## start RECORDS TO PROCESS

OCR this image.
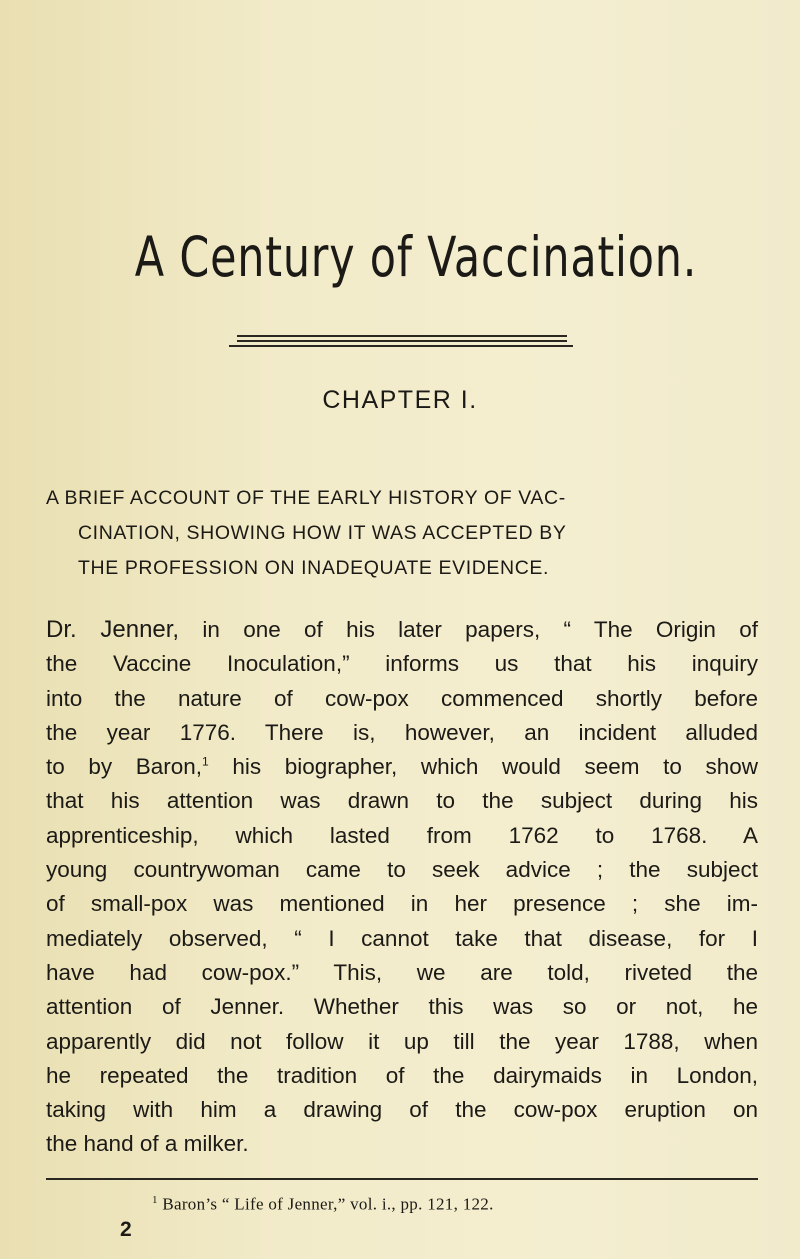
A Century of Vaccination.
CHAPTER I.
A BRIEF ACCOUNT OF THE EARLY HISTORY OF VAC-
CINATION, SHOWING HOW IT WAS ACCEPTED BY
THE PROFESSION ON INADEQUATE EVIDENCE.
Dr. Jenner, in one of his later papers, “ The Origin of
the Vaccine Inoculation,” informs us that his inquiry
into the nature of cow-pox commenced shortly before
the year 1776. There is, however, an incident alluded
to by Baron,$^1$ his biographer, which would seem to show
that his attention was drawn to the subject during his
apprenticeship, which lasted from 1762 to 1768. A
young countrywoman came to seek advice ; the subject
of small-pox was mentioned in her presence ; she im-
mediately observed, “ I cannot take that disease, for I
have had cow-pox.” This, we are told, riveted the
attention of Jenner. Whether this was so or not, he
apparently did not follow it up till the year 1788, when
he repeated the tradition of the dairymaids in London,
taking with him a drawing of the cow-pox eruption on
the hand of a milker.
$^1$ Baron’s “ Life of Jenner,” vol. i., pp. 121, 122.
2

## end RECORDS TO PROCESS

▶ [AIM OF THE EXERCISE]: All lines that include "attention" are to be gathered and copied.

▶ [COMPLETE OUTPUT]:
that his attention was drawn to the subject during his
attention of Jenner. Whether this was so or not, he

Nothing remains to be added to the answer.